→ **EXERCISE AIM**
Write out all the entries word for word and omit any pictures.

### GIVEN INFORMATION ###

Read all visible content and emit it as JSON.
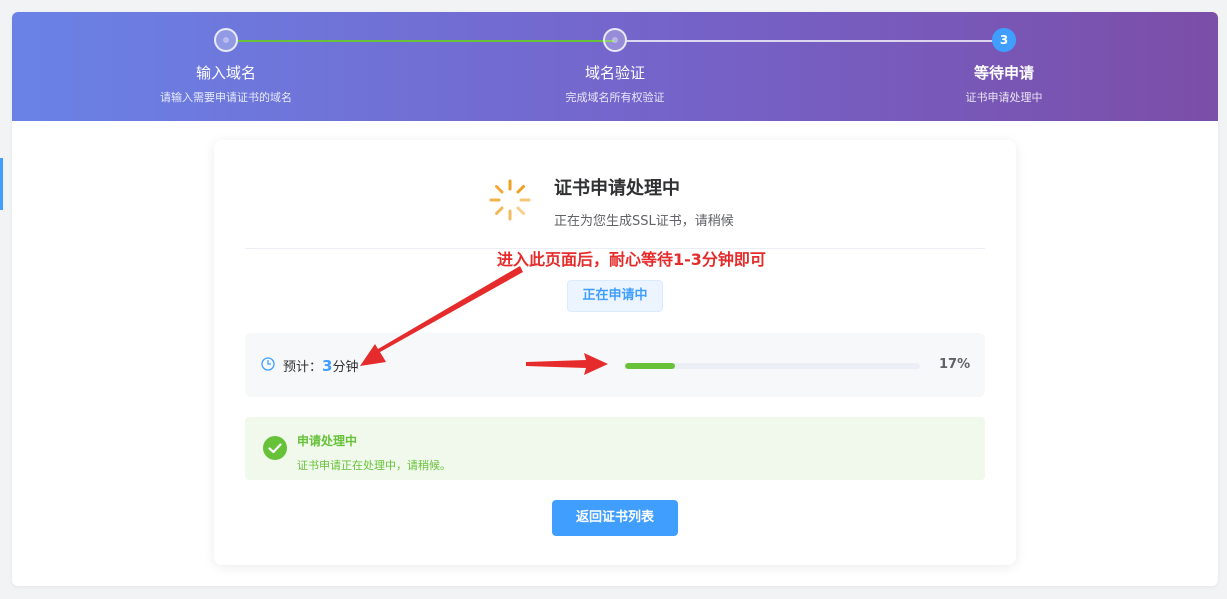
{
  "steps": [
    {
      "title": "输入域名",
      "desc": "请输入需要申请证书的域名",
      "state": "done"
    },
    {
      "title": "域名验证",
      "desc": "完成域名所有权验证",
      "state": "done"
    },
    {
      "title": "等待申请",
      "desc": "证书申请处理中",
      "state": "active",
      "number": "3"
    }
  ],
  "status": {
    "title": "证书申请处理中",
    "subtitle": "正在为您生成SSL证书，请稍候",
    "spinner_icon": "loading-spinner-icon",
    "spinner_color": "#f0a020"
  },
  "annotation": {
    "text": "进入此页面后，耐心等待1-3分钟即可",
    "color": "#e52b2b"
  },
  "tag": {
    "label": "正在申请中"
  },
  "progress": {
    "eta_label": "预计：",
    "eta_value": "3",
    "eta_unit": "分钟",
    "percent_text": "17%",
    "value": 0.17,
    "icon": "clock-icon",
    "fill_color": "#67c23a"
  },
  "alert": {
    "title": "申请处理中",
    "desc": "证书申请正在处理中，请稍候。",
    "icon": "check-circle-icon",
    "color": "#67c23a"
  },
  "actions": {
    "back_label": "返回证书列表"
  },
  "colors": {
    "primary": "#409eff",
    "success": "#67c23a"
  }
}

###

→ **COMPLETE ANSWER**
Read all visible content and emit it as JSON.
{
  "steps": [
    {
      "title": "输入域名",
      "desc": "请输入需要申请证书的域名",
      "state": "done"
    },
    {
      "title": "域名验证",
      "desc": "完成域名所有权验证",
      "state": "done"
    },
    {
      "title": "等待申请",
      "desc": "证书申请处理中",
      "state": "active",
      "number": "3"
    }
  ],
  "status": {
    "title": "证书申请处理中",
    "subtitle": "正在为您生成SSL证书，请稍候",
    "spinner_icon": "loading-spinner-icon",
    "spinner_color": "#f0a020"
  },
  "annotation": {
    "text": "进入此页面后，耐心等待1-3分钟即可",
    "color": "#e52b2b"
  },
  "tag": {
    "label": "正在申请中"
  },
  "progress": {
    "eta_label": "预计：",
    "eta_value": "3",
    "eta_unit": "分钟",
    "percent_text": "17%",
    "value": 0.17,
    "icon": "clock-icon",
    "fill_color": "#67c23a"
  },
  "alert": {
    "title": "申请处理中",
    "desc": "证书申请正在处理中，请稍候。",
    "icon": "check-circle-icon",
    "color": "#67c23a"
  },
  "actions": {
    "back_label": "返回证书列表"
  },
  "colors": {
    "primary": "#409eff",
    "success": "#67c23a"
  }
}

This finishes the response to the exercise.